Dataset entries:
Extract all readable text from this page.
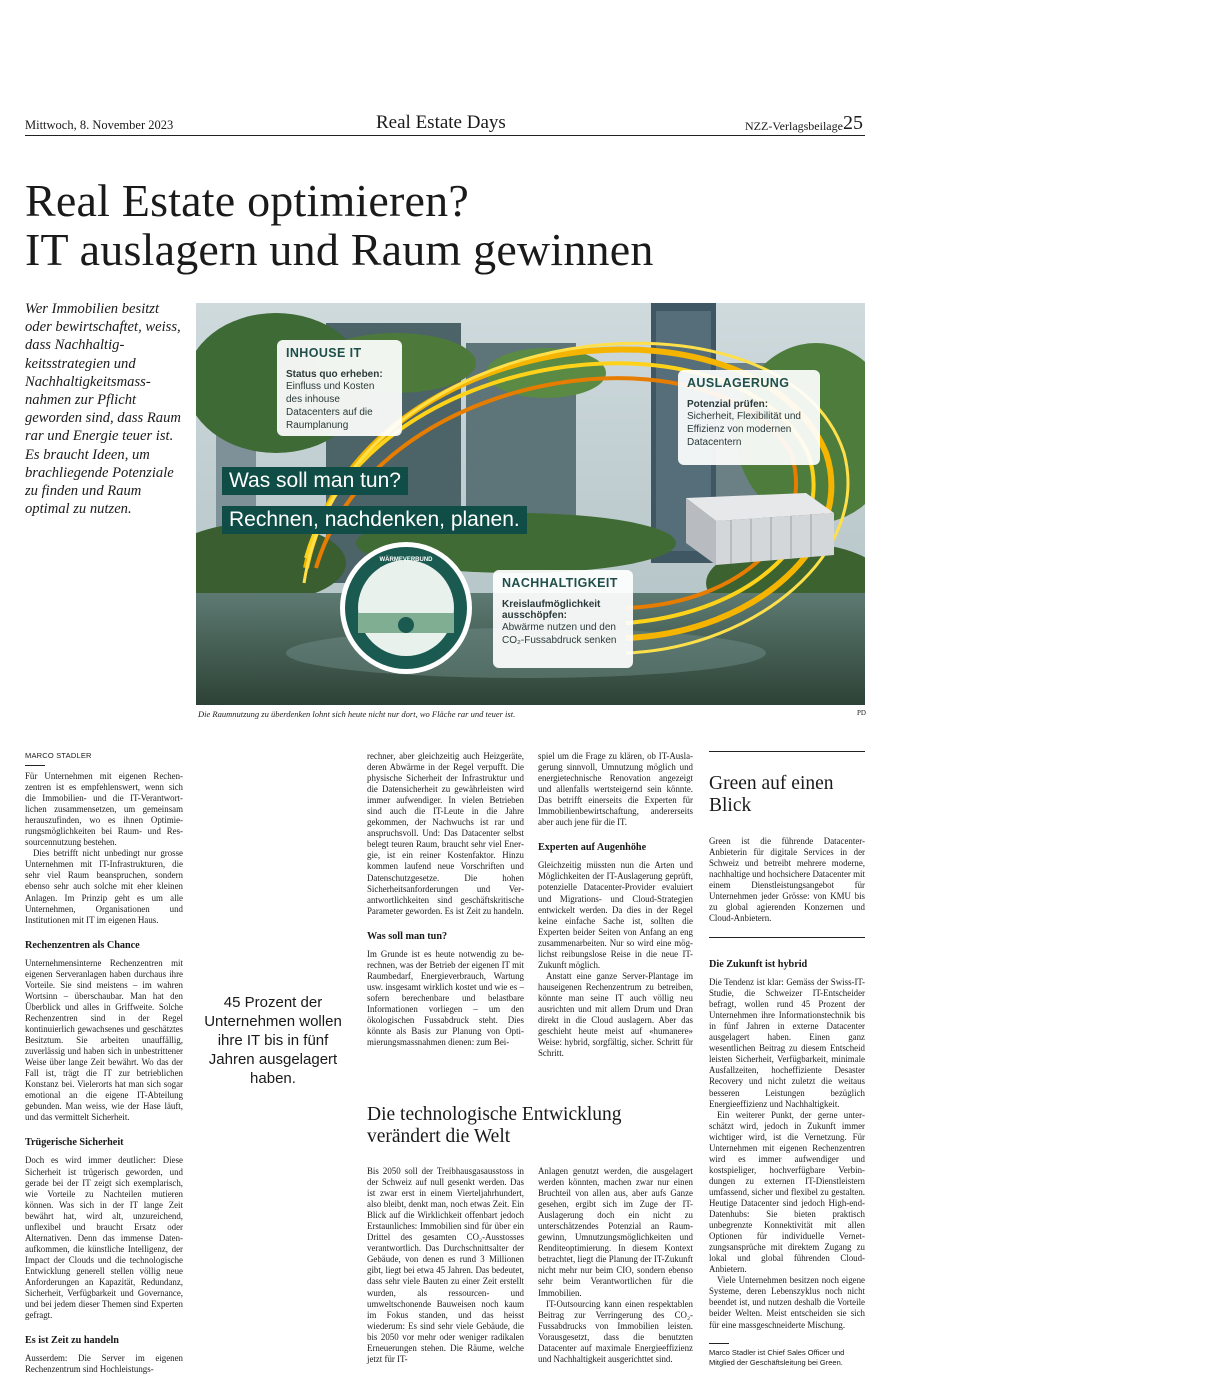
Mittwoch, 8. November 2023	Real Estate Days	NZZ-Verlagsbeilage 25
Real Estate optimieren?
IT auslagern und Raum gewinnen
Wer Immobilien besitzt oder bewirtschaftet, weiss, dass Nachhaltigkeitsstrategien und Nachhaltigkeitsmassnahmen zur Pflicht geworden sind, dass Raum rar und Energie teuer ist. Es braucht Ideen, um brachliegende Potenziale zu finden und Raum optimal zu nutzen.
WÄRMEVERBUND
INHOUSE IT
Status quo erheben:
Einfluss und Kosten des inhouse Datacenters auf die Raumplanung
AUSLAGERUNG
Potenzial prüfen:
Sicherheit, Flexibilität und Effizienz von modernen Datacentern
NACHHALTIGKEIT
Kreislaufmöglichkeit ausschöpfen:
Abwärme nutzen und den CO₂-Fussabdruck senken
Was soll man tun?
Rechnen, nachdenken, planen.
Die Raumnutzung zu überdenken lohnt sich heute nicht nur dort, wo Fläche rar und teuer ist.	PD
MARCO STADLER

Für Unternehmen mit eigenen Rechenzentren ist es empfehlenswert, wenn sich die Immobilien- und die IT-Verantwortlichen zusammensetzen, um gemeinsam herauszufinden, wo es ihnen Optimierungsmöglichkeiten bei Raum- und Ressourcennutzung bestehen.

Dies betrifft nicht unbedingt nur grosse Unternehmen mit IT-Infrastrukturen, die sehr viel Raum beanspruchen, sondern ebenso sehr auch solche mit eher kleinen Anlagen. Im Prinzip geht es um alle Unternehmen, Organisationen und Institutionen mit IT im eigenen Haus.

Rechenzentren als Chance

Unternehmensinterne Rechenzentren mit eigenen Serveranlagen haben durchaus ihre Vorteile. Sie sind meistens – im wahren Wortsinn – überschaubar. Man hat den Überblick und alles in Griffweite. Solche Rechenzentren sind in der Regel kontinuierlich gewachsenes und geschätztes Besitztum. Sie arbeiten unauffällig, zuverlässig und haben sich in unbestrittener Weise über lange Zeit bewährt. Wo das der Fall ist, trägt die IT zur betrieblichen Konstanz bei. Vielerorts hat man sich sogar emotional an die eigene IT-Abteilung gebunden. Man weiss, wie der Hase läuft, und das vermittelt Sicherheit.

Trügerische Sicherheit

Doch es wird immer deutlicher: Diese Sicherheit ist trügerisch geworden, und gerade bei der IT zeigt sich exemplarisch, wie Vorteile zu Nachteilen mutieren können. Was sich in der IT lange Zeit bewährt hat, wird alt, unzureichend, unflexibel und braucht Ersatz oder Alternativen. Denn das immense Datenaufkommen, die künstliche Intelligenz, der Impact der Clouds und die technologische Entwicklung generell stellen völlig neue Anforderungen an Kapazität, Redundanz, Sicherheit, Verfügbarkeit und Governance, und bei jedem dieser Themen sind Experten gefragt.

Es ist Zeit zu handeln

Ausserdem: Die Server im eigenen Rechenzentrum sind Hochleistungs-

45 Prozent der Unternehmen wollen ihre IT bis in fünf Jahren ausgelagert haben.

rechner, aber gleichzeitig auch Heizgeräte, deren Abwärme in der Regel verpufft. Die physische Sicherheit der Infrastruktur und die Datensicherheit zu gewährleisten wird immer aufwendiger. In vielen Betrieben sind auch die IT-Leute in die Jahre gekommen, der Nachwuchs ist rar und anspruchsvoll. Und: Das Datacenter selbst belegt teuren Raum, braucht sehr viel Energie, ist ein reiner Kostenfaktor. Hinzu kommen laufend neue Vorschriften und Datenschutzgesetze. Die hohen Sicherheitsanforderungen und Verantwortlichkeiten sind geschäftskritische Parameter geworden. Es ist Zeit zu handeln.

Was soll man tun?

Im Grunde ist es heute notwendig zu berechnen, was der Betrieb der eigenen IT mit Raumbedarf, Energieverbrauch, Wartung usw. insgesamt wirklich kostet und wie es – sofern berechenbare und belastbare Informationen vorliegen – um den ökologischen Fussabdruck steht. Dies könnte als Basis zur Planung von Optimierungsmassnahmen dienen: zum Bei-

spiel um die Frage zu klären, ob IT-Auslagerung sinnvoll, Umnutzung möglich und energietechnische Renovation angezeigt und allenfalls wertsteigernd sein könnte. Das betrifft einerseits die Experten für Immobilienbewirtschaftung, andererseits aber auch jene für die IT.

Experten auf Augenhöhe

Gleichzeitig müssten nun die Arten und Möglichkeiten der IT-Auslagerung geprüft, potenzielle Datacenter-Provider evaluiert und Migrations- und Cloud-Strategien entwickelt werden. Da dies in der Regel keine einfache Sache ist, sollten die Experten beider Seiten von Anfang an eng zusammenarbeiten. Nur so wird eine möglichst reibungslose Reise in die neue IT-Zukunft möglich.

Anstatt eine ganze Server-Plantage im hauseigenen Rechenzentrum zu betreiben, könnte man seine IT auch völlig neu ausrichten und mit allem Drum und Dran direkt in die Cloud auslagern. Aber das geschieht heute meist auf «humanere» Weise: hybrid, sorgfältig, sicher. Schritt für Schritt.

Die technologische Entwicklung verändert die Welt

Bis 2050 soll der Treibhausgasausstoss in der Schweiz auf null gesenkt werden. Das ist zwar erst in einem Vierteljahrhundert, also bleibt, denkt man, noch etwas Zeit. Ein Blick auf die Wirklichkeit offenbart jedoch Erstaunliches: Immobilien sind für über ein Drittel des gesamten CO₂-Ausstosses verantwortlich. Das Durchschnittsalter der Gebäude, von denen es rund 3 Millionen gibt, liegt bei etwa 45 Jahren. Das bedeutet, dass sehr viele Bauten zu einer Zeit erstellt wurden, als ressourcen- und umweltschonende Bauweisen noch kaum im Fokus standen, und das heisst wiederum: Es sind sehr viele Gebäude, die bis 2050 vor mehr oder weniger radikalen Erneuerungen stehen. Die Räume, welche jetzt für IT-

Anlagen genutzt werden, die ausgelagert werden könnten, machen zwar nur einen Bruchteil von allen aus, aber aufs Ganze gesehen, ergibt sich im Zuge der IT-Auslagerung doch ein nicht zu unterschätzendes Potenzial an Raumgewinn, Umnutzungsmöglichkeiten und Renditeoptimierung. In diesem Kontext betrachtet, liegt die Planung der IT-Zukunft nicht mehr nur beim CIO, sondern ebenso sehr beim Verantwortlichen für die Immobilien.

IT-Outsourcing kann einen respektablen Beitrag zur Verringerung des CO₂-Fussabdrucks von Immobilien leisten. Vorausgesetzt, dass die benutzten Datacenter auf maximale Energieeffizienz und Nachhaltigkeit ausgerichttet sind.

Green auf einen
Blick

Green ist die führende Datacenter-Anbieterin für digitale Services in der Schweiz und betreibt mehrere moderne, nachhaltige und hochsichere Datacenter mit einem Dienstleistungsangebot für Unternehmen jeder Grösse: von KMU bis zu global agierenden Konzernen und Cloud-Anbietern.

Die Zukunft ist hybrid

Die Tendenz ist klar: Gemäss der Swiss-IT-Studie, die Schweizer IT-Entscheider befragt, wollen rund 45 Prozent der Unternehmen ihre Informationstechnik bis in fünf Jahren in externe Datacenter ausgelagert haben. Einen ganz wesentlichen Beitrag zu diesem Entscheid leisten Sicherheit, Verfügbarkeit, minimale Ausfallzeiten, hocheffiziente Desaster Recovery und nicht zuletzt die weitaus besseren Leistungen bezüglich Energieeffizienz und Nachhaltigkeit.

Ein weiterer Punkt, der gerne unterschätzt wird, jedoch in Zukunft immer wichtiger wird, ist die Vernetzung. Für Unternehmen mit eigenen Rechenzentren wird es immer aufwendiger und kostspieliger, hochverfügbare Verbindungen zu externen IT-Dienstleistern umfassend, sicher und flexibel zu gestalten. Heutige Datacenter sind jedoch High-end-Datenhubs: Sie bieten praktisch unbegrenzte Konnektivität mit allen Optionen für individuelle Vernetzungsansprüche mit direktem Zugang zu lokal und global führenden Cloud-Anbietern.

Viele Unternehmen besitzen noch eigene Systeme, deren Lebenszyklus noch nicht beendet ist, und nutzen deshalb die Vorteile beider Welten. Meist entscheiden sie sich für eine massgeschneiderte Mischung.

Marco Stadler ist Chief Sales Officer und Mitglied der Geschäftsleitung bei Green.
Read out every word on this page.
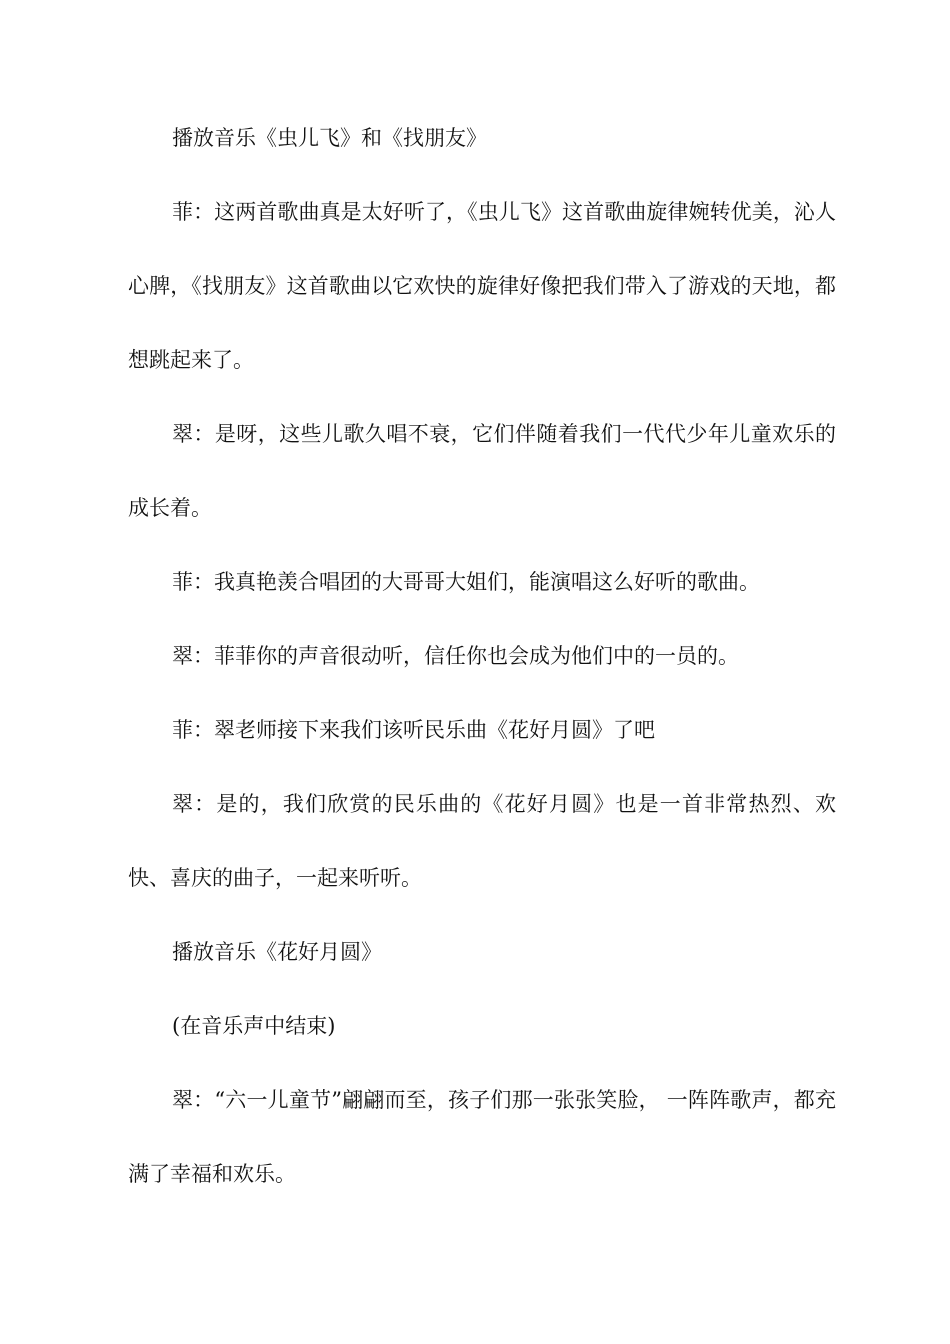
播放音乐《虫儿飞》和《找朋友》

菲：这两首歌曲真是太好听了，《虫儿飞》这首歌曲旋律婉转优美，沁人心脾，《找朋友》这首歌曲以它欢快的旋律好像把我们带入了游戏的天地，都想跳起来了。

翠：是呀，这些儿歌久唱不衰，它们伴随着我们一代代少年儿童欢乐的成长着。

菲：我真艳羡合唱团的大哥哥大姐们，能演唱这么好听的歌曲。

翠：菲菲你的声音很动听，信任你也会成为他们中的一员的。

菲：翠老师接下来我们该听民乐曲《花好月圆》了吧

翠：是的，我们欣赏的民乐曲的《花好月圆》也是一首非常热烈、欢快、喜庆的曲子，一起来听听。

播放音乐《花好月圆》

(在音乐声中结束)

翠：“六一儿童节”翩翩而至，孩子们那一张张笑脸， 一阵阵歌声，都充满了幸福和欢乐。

SET TASK — Find each line holding the string "page" and copy it out.

FULL ANSWER —
Extract all readable text from this page.
Read out every word on this page.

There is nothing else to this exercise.